● WHAT TO WORK ON:
Using the records provided below, locate and copy each line that contains the word "Mary".

....

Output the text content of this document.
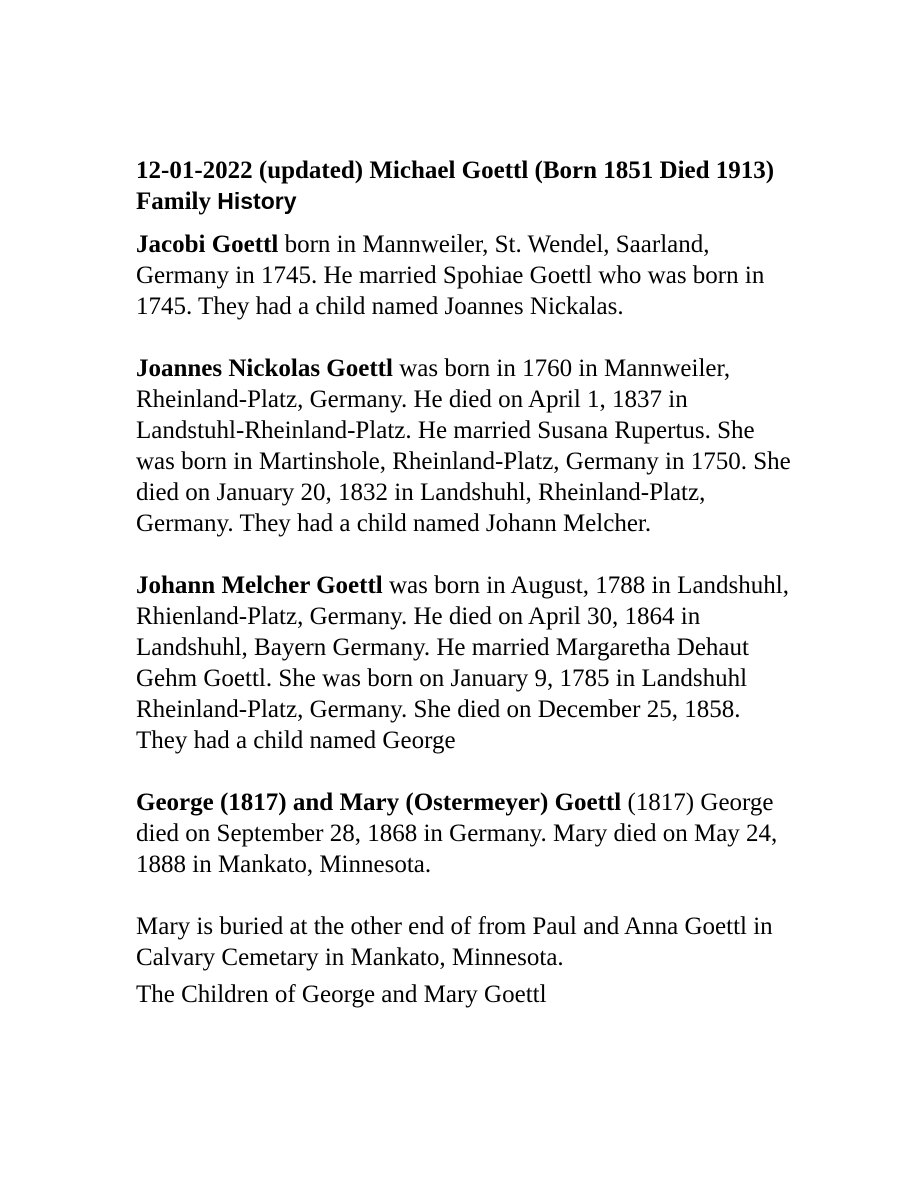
12-01-2022 (updated) Michael Goettl (Born 1851 Died 1913) Family History

Jacobi Goettl born in Mannweiler, St. Wendel, Saarland, Germany in 1745. He married Spohiae Goettl who was born in 1745. They had a child named Joannes Nickalas.

Joannes Nickolas Goettl was born in 1760 in Mannweiler, Rheinland-Platz, Germany. He died on April 1, 1837 in Landstuhl-Rheinland-Platz. He married Susana Rupertus. She was born in Martinshole, Rheinland-Platz, Germany in 1750. She died on January 20, 1832 in Landshuhl, Rheinland-Platz, Germany. They had a child named Johann Melcher.

Johann Melcher Goettl was born in August, 1788 in Landshuhl, Rhienland-Platz, Germany. He died on April 30, 1864 in Landshuhl, Bayern Germany. He married Margaretha Dehaut Gehm Goettl. She was born on January 9, 1785 in Landshuhl Rheinland-Platz, Germany. She died on December 25, 1858. They had a child named George

George (1817) and Mary (Ostermeyer) Goettl (1817) George died on September 28, 1868 in Germany. Mary died on May 24, 1888 in Mankato, Minnesota.

Mary is buried at the other end of from Paul and Anna Goettl in Calvary Cemetary in Mankato, Minnesota.

The Children of George and Mary Goettl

....

● OUTPUT OF THE TASK:
George (1817) and Mary (Ostermeyer) Goettl (1817) George died on September 28, 1868 in Germany. Mary died on May 24, 1888 in Mankato, Minnesota.
Mary is buried at the other end of from Paul and Anna Goettl in Calvary Cemetary in Mankato, Minnesota.
The Children of George and Mary Goettl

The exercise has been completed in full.